→ AIM OF THE EXERCISE
Write out each line in which the string "this" is present.

→ Rows from a dataset
____
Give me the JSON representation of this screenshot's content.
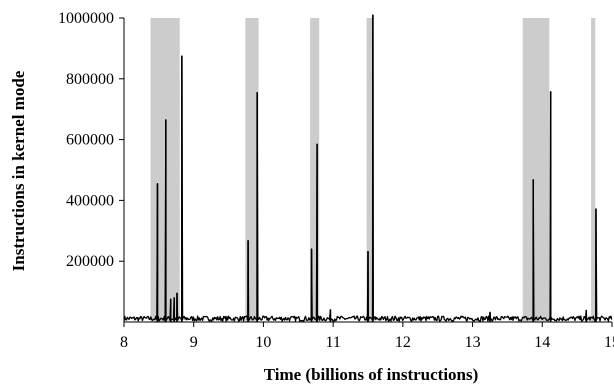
{
  "chart_data": {
    "type": "line",
    "title": "",
    "xlabel": "Time (billions of instructions)",
    "ylabel": "Instructions in kernel mode",
    "xlim": [
      8,
      15
    ],
    "ylim": [
      0,
      1000000
    ],
    "x_ticks": [
      8,
      9,
      10,
      11,
      12,
      13,
      14,
      15
    ],
    "y_ticks": [
      200000,
      400000,
      600000,
      800000,
      1000000
    ],
    "grid": false,
    "legend": "none",
    "line_color": "#000000",
    "shaded_color": "#cccccc",
    "shaded_x_ranges": [
      [
        8.38,
        8.8
      ],
      [
        9.74,
        9.93
      ],
      [
        10.67,
        10.8
      ],
      [
        11.48,
        11.57
      ],
      [
        13.72,
        14.1
      ],
      [
        14.7,
        14.76
      ]
    ],
    "baseline_value": 15000,
    "spikes": [
      {
        "x": 8.48,
        "y": 455000
      },
      {
        "x": 8.6,
        "y": 665000
      },
      {
        "x": 8.67,
        "y": 75000
      },
      {
        "x": 8.72,
        "y": 80000
      },
      {
        "x": 8.76,
        "y": 95000
      },
      {
        "x": 8.83,
        "y": 875000
      },
      {
        "x": 9.78,
        "y": 268000
      },
      {
        "x": 9.91,
        "y": 755000
      },
      {
        "x": 10.69,
        "y": 240000
      },
      {
        "x": 10.77,
        "y": 585000
      },
      {
        "x": 10.96,
        "y": 40000
      },
      {
        "x": 11.5,
        "y": 232000
      },
      {
        "x": 11.57,
        "y": 1010000
      },
      {
        "x": 13.25,
        "y": 32000
      },
      {
        "x": 13.87,
        "y": 468000
      },
      {
        "x": 14.12,
        "y": 758000
      },
      {
        "x": 14.63,
        "y": 38000
      },
      {
        "x": 14.77,
        "y": 372000
      }
    ]
  }
}
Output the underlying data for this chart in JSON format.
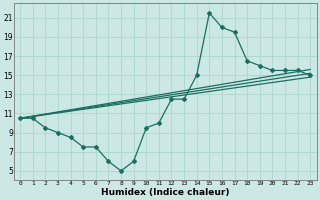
____
→ IN RESPONSE
Give me the JSON representation of this screenshot's content.
Output the underlying data for this chart in JSON format.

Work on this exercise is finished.